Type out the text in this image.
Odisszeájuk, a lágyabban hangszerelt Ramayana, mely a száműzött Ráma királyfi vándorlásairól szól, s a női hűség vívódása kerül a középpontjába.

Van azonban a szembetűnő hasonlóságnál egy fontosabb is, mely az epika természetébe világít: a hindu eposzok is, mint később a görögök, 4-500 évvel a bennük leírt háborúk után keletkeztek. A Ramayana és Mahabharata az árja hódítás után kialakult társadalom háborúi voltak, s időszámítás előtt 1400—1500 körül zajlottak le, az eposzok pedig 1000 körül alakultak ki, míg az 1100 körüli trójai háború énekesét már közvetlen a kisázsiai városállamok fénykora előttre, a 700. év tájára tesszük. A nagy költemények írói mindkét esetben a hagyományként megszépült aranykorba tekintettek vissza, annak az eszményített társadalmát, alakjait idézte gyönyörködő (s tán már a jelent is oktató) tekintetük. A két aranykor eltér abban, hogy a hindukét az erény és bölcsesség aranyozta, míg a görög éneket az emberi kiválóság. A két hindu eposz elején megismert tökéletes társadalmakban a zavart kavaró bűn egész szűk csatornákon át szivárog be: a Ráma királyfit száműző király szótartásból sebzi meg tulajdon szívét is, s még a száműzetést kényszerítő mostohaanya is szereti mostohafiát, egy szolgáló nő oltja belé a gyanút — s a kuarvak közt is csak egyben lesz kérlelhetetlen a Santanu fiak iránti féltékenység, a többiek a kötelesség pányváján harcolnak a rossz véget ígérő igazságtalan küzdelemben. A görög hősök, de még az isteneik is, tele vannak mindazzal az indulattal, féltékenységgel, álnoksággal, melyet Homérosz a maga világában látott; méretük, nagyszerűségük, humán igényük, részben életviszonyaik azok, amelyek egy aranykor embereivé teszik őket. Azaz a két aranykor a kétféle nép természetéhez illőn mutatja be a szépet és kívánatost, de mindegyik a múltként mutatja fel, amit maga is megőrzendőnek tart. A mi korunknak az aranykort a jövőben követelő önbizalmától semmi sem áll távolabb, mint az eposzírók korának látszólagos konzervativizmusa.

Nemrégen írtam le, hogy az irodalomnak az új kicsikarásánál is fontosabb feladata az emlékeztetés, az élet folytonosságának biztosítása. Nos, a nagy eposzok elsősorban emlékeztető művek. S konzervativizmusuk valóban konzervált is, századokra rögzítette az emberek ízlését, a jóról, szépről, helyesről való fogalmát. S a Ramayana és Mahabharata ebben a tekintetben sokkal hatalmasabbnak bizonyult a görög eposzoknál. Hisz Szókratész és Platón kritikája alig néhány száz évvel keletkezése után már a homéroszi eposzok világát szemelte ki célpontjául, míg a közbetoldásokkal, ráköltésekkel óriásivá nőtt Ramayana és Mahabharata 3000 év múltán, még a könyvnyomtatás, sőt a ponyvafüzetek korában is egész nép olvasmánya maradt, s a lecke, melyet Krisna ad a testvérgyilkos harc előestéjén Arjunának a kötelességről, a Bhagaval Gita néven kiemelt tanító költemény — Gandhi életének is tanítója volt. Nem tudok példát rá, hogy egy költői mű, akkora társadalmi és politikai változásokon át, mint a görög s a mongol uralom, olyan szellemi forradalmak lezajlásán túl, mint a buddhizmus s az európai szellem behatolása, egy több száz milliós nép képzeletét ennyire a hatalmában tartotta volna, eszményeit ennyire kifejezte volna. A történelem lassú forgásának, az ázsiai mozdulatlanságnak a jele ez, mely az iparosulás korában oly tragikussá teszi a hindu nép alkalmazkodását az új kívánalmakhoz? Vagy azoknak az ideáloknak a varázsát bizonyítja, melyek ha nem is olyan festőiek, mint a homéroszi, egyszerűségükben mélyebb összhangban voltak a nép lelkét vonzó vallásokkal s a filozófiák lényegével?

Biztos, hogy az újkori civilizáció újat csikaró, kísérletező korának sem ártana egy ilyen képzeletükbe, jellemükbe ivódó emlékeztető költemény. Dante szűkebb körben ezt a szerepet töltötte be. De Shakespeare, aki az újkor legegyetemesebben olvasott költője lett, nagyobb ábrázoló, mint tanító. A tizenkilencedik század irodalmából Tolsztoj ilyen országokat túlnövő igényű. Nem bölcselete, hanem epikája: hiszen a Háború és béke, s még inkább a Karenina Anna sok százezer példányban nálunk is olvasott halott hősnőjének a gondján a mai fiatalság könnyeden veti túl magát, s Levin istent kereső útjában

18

> **Short exercise**
Print the material above once more, exactly.

> **Solution to the problem**
Type out the text in this image.
Odisszeájuk, a lágyabban hangszerelt Ramayana, mely a száműzött Ráma királyfi vándorlásairól szól, s a női hűség vívódása kerül a középpontjába.

Van azonban a szembetűnő hasonlóságnál egy fontosabb is, mely az epika természetébe világít: a hindu eposzok is, mint később a görögök, 4-500 évvel a bennük leírt háborúk után keletkeztek. A Ramayana és Mahabharata az árja hódítás után kialakult társadalom háborúi voltak, s időszámítás előtt 1400—1500 körül zajlottak le, az eposzok pedig 1000 körül alakultak ki, míg az 1100 körüli trójai háború énekesét már közvetlen a kisázsiai városállamok fénykora előttre, a 700. év tájára tesszük. A nagy költemények írói mindkét esetben a hagyományként megszépült aranykorba tekintettek vissza, annak az eszményített társadalmát, alakjait idézte gyönyörködő (s tán már a jelent is oktató) tekintetük. A két aranykor eltér abban, hogy a hindukét az erény és bölcsesség aranyozta, míg a görög éneket az emberi kiválóság. A két hindu eposz elején megismert tökéletes társadalmakban a zavart kavaró bűn egész szűk csatornákon át szivárog be: a Ráma királyfit száműző király szótartásból sebzi meg tulajdon szívét is, s még a száműzetést kényszerítő mostohaanya is szereti mostohafiát, egy szolgáló nő oltja belé a gyanút — s a kuarvak közt is csak egyben lesz kérlelhetetlen a Santanu fiak iránti féltékenység, a többiek a kötelesség pányváján harcolnak a rossz véget ígérő igazságtalan küzdelemben. A görög hősök, de még az isteneik is, tele vannak mindazzal az indulattal, féltékenységgel, álnoksággal, melyet Homérosz a maga világában látott; méretük, nagyszerűségük, humán igényük, részben életviszonyaik azok, amelyek egy aranykor embereivé teszik őket. Azaz a két aranykor a kétféle nép természetéhez illőn mutatja be a szépet és kívánatost, de mindegyik a múltként mutatja fel, amit maga is megőrzendőnek tart. A mi korunknak az aranykort a jövőben követelő önbizalmától semmi sem áll távolabb, mint az eposzírók korának látszólagos konzervativizmusa.

Nemrégen írtam le, hogy az irodalomnak az új kicsikarásánál is fontosabb feladata az emlékeztetés, az élet folytonosságának biztosítása. Nos, a nagy eposzok elsősorban emlékeztető művek. S konzervativizmusuk valóban konzervált is, századokra rögzítette az emberek ízlését, a jóról, szépről, helyesről való fogalmát. S a Ramayana és Mahabharata ebben a tekintetben sokkal hatalmasabbnak bizonyult a görög eposzoknál. Hisz Szókratész és Platón kritikája alig néhány száz évvel keletkezése után már a homéroszi eposzok világát szemelte ki célpontjául, míg a közbetoldásokkal, ráköltésekkel óriásivá nőtt Ramayana és Mahabharata 3000 év múltán, még a könyvnyomtatás, sőt a ponyvafüzetek korában is egész nép olvasmánya maradt, s a lecke, melyet Krisna ad a testvérgyilkos harc előestéjén Arjunának a kötelességről, a Bhagaval Gita néven kiemelt tanító költemény — Gandhi életének is tanítója volt. Nem tudok példát rá, hogy egy költői mű, akkora társadalmi és politikai változásokon át, mint a görög s a mongol uralom, olyan szellemi forradalmak lezajlásán túl, mint a buddhizmus s az európai szellem behatolása, egy több száz milliós nép képzeletét ennyire a hatalmában tartotta volna, eszményeit ennyire kifejezte volna. A történelem lassú forgásának, az ázsiai mozdulatlanságnak a jele ez, mely az iparosulás korában oly tragikussá teszi a hindu nép alkalmazkodását az új kívánalmakhoz? Vagy azoknak az ideáloknak a varázsát bizonyítja, melyek ha nem is olyan festőiek, mint a homéroszi, egyszerűségükben mélyebb összhangban voltak a nép lelkét vonzó vallásokkal s a filozófiák lényegével?

Biztos, hogy az újkori civilizáció újat csikaró, kísérletező korának sem ártana egy ilyen képzeletükbe, jellemükbe ivódó emlékeztető költemény. Dante szűkebb körben ezt a szerepet töltötte be. De Shakespeare, aki az újkor legegyetemesebben olvasott költője lett, nagyobb ábrázoló, mint tanító. A tizenkilencedik század irodalmából Tolsztoj ilyen országokat túlnövő igényű. Nem bölcselete, hanem epikája: hiszen a Háború és béke, s még inkább a Karenina Anna sok százezer példányban nálunk is olvasott halott hősnőjének a gondján a mai fiatalság könnyeden veti túl magát, s Levin istent kereső útjában

18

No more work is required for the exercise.